» Records supplied:
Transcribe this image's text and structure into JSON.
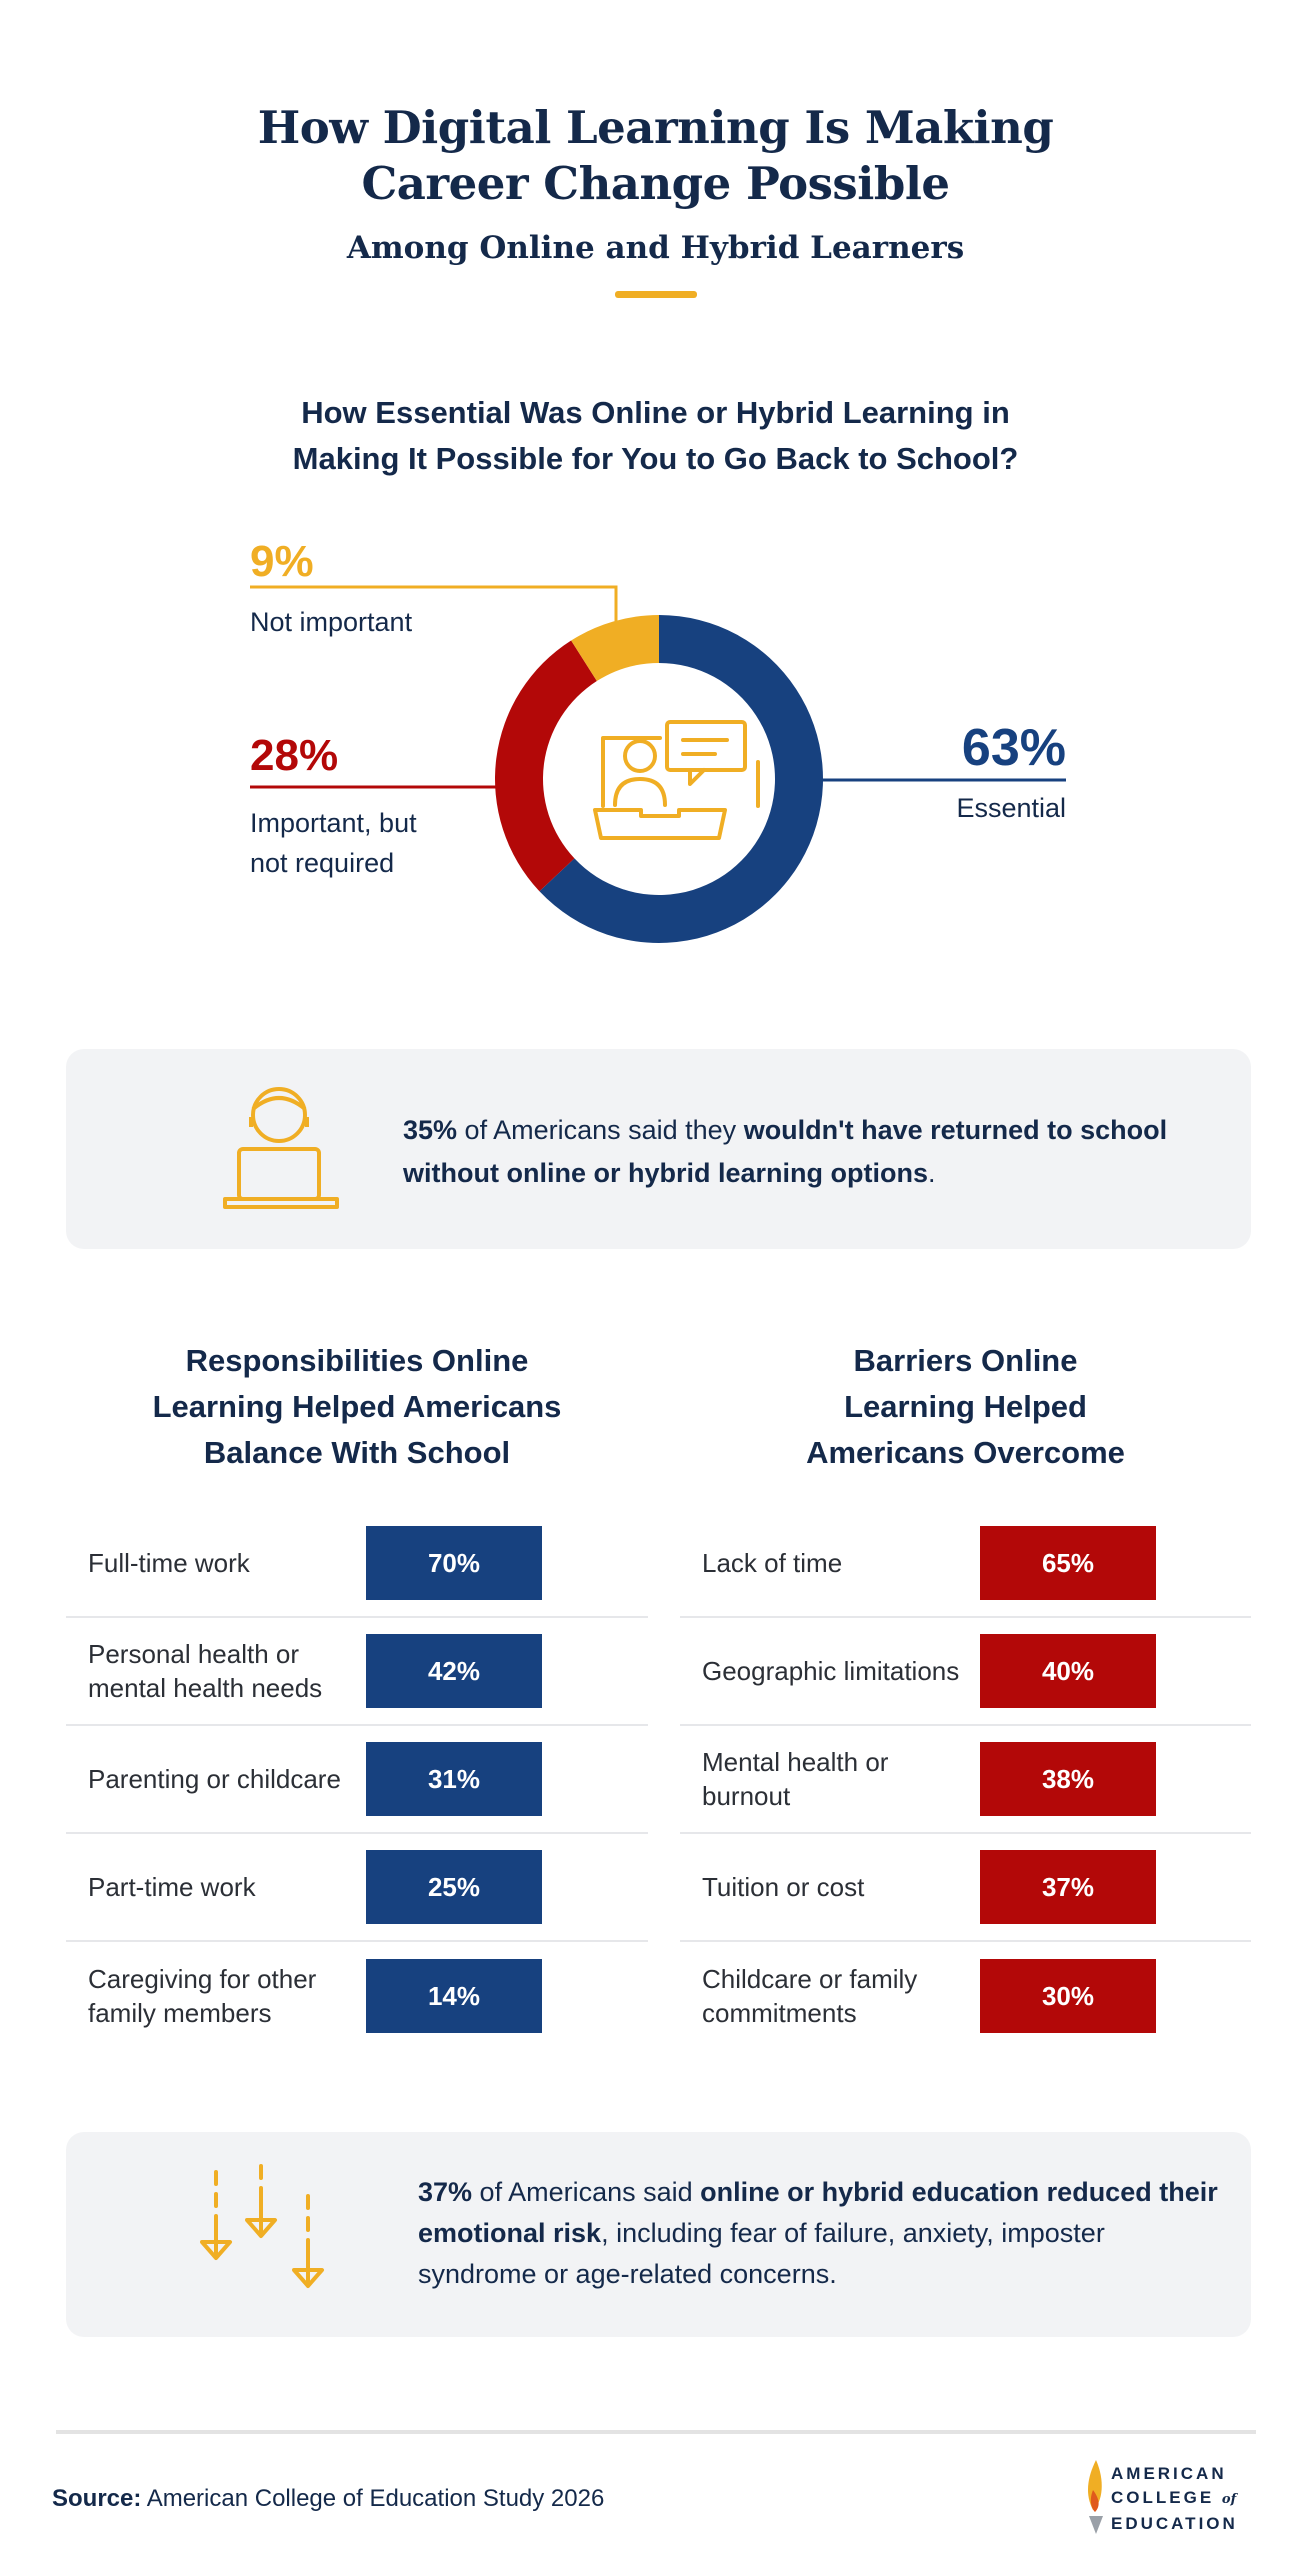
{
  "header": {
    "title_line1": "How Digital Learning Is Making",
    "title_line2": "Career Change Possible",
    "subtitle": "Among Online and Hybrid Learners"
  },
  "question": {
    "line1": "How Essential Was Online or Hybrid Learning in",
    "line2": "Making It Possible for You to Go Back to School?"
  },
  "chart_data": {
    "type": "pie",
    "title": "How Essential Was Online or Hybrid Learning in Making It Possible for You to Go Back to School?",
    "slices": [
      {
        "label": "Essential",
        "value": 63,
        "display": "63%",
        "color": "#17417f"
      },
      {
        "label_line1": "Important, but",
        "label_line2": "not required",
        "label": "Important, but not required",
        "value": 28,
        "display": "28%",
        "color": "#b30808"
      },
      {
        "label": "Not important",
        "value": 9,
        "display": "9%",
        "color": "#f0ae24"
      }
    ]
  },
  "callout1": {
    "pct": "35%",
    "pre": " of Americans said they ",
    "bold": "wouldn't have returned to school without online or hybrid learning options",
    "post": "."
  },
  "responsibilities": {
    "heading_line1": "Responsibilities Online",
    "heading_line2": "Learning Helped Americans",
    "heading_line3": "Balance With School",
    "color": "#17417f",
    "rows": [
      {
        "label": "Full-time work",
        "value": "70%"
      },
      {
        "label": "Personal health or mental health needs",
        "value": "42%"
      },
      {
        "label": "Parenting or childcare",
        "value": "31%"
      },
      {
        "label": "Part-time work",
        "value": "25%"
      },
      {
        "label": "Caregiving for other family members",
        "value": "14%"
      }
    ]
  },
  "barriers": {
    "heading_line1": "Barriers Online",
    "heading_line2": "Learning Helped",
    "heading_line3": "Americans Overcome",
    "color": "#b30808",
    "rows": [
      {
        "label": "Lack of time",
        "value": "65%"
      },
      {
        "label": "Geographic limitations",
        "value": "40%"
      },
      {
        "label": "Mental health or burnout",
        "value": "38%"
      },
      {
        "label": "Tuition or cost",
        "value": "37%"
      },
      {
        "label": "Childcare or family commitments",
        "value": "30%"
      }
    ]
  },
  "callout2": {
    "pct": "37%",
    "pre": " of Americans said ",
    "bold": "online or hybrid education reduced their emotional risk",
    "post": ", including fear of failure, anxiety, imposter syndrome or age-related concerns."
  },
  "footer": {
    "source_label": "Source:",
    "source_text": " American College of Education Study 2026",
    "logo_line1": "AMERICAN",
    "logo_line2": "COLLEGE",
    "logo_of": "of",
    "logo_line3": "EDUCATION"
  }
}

» Set task: Take every line that includes the string "Making" and copy it.

» Answer in full:
    "title_line1": "How Digital Learning Is Making",
    "line2": "Making It Possible for You to Go Back to School?"
    "title": "How Essential Was Online or Hybrid Learning in Making It Possible for You to Go Back to School?",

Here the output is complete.